## BRIEF
Across the listing below, how many lines hold "this"? Reply with the number by itself.

(Dataset excerpt)
----
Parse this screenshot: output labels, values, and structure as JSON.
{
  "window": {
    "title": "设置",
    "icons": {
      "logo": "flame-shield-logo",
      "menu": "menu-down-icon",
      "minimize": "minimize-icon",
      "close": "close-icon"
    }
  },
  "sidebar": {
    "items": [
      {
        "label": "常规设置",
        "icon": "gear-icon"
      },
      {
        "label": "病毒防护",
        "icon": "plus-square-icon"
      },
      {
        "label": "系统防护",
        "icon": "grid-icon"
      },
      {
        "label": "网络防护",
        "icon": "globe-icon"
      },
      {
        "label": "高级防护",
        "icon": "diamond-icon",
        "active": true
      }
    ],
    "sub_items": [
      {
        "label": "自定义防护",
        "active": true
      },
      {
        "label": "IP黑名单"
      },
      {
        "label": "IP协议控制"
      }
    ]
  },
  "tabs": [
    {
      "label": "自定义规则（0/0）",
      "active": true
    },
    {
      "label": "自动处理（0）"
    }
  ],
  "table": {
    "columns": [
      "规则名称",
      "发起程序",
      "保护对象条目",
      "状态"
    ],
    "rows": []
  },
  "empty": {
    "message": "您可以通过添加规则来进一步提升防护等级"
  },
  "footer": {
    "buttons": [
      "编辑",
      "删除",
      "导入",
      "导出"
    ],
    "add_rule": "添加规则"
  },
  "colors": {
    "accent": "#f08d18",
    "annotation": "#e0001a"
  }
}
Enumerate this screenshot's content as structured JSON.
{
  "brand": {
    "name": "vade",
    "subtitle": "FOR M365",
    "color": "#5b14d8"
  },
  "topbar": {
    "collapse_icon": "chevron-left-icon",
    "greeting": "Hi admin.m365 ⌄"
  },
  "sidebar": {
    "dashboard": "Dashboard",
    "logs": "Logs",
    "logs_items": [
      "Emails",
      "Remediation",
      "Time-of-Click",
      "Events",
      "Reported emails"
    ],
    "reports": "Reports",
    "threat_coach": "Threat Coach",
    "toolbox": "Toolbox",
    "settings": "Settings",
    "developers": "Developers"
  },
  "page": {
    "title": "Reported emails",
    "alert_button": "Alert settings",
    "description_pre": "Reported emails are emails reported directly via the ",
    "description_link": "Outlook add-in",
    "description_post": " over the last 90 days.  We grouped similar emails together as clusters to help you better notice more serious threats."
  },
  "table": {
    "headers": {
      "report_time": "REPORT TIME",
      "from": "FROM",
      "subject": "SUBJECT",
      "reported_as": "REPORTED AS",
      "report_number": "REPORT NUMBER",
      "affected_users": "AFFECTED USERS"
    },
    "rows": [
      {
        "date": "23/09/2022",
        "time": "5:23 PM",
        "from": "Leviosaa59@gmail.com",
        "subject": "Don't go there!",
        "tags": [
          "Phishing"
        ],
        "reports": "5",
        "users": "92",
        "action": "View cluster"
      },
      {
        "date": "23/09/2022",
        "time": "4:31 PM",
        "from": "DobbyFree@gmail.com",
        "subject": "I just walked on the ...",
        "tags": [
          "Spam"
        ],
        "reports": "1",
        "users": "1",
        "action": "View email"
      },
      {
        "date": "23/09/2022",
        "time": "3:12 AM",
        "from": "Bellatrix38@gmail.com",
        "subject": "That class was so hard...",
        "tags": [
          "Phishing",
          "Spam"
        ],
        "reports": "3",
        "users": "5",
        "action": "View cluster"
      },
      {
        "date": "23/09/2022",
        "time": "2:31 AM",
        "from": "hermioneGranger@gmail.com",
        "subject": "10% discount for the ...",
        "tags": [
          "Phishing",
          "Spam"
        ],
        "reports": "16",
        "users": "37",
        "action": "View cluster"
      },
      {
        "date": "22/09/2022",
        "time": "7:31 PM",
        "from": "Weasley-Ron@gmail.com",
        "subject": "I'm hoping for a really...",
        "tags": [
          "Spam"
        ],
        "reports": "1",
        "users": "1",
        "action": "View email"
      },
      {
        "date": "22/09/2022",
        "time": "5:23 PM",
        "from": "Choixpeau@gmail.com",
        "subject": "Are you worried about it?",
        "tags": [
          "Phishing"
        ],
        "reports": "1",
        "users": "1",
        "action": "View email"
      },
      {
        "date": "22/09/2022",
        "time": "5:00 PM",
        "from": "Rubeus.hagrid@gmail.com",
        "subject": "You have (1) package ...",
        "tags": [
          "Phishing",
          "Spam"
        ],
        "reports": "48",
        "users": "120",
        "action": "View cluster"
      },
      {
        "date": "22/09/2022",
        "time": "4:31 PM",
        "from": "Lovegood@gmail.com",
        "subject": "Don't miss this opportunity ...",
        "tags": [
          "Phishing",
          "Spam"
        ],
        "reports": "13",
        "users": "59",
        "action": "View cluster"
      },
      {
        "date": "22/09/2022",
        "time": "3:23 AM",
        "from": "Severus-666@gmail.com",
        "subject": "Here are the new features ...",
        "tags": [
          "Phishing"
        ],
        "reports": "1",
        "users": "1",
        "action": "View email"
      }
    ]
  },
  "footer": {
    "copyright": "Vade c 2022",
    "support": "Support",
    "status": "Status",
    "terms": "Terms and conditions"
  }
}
----
## WRITTEN RESPONSE
3